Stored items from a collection
____
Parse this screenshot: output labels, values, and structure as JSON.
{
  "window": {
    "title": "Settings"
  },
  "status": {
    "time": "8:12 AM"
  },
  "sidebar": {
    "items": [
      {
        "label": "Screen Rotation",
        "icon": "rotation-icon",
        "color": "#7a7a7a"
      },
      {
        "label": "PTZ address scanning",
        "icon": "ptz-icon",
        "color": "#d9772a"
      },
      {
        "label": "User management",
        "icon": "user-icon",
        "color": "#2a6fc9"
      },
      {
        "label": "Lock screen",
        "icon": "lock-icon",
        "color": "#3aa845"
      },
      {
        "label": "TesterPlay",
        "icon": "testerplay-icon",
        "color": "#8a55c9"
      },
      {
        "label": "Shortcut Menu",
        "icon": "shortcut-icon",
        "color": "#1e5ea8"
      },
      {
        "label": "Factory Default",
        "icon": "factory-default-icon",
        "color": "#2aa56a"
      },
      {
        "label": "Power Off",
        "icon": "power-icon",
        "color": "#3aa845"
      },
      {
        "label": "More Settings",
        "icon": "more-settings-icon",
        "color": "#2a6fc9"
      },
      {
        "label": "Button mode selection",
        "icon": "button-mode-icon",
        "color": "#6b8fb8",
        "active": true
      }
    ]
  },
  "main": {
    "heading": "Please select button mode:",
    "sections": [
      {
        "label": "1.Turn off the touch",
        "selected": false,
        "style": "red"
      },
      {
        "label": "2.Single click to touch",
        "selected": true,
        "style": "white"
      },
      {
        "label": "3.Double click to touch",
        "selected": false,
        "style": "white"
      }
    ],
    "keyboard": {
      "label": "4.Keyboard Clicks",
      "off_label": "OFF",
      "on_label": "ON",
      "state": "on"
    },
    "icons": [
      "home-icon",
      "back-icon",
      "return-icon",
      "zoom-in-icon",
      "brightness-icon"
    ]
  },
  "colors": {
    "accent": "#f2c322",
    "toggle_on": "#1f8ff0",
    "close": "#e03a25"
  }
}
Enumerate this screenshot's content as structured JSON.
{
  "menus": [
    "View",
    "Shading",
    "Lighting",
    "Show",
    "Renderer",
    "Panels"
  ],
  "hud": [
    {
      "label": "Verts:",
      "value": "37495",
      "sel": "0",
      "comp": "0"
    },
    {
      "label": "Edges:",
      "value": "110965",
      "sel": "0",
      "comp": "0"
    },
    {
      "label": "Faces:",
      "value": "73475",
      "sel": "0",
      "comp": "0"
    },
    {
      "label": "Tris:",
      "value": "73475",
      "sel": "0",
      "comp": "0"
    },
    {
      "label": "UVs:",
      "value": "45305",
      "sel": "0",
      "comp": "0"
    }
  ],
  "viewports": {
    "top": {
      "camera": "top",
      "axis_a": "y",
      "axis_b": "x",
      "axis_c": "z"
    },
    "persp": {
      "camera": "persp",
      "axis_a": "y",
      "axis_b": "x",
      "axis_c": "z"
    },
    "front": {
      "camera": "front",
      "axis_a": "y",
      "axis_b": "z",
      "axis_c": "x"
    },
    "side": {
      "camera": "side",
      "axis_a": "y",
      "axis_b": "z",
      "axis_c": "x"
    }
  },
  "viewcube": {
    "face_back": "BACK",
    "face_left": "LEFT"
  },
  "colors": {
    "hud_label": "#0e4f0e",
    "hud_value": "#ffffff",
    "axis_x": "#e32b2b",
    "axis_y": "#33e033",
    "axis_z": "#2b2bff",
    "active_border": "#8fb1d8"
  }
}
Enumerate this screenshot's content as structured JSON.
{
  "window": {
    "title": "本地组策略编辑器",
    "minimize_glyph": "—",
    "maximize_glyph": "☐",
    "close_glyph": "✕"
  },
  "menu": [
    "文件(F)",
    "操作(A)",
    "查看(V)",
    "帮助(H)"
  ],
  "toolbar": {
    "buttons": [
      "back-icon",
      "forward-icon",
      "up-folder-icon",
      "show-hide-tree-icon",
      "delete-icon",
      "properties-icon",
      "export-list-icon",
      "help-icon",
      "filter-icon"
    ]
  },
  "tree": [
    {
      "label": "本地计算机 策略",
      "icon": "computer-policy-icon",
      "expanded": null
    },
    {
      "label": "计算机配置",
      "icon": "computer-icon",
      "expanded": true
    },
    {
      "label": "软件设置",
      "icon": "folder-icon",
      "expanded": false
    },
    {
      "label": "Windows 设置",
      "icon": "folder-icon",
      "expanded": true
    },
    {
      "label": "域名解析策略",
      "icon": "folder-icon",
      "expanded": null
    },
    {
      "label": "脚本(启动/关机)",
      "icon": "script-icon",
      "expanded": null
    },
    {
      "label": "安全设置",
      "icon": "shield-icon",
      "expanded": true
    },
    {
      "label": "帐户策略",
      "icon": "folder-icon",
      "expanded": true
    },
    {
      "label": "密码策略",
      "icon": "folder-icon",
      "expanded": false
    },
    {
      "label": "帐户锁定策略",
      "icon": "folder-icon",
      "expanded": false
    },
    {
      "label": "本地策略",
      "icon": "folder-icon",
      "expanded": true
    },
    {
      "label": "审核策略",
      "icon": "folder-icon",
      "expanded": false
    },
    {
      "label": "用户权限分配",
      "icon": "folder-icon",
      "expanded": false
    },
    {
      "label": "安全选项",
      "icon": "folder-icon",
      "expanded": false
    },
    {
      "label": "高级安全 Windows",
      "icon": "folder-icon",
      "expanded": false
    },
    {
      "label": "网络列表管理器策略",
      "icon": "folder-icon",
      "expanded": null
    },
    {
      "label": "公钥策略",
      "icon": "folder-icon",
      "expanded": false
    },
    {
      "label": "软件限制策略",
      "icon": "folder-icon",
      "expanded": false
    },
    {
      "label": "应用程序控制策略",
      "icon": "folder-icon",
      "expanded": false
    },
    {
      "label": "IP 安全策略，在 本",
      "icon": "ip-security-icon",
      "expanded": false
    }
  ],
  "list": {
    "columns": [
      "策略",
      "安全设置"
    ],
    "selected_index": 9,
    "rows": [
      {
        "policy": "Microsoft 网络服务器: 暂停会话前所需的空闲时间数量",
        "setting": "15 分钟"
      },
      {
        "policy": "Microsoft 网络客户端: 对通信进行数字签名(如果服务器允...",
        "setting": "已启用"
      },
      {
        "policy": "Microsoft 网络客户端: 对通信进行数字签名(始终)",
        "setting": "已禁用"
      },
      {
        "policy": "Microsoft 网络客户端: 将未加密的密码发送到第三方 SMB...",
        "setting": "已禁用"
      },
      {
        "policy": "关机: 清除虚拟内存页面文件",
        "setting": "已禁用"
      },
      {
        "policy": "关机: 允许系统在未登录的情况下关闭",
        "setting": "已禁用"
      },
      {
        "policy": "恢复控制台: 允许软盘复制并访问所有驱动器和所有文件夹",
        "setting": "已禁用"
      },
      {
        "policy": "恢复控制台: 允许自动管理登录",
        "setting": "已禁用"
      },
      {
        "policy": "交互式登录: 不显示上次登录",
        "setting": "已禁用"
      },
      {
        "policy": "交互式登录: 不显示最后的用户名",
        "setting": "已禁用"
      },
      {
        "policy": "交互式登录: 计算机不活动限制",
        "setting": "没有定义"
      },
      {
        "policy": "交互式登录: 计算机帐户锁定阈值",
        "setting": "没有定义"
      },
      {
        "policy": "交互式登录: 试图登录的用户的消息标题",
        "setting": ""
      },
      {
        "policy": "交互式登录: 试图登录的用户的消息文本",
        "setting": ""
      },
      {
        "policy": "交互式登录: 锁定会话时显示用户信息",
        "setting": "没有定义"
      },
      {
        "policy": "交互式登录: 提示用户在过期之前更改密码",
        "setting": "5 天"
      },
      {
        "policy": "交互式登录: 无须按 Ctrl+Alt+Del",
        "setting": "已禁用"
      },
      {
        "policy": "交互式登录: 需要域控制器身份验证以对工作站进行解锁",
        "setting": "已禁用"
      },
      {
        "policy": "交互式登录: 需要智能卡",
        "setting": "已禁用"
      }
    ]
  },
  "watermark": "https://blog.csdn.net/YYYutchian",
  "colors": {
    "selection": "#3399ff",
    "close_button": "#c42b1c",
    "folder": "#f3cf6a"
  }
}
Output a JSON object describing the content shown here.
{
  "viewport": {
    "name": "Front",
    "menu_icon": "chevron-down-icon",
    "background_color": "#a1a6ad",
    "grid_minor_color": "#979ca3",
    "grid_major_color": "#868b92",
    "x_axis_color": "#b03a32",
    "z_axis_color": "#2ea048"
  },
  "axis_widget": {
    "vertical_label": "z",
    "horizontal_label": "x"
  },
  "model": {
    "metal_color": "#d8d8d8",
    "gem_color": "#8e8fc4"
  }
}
____
■ Exercise directions ■
Identify every line holding the word "selection" and copy it out.

■ Full answer ■
        "label": "Button mode selection",
    "selection": "#3399ff",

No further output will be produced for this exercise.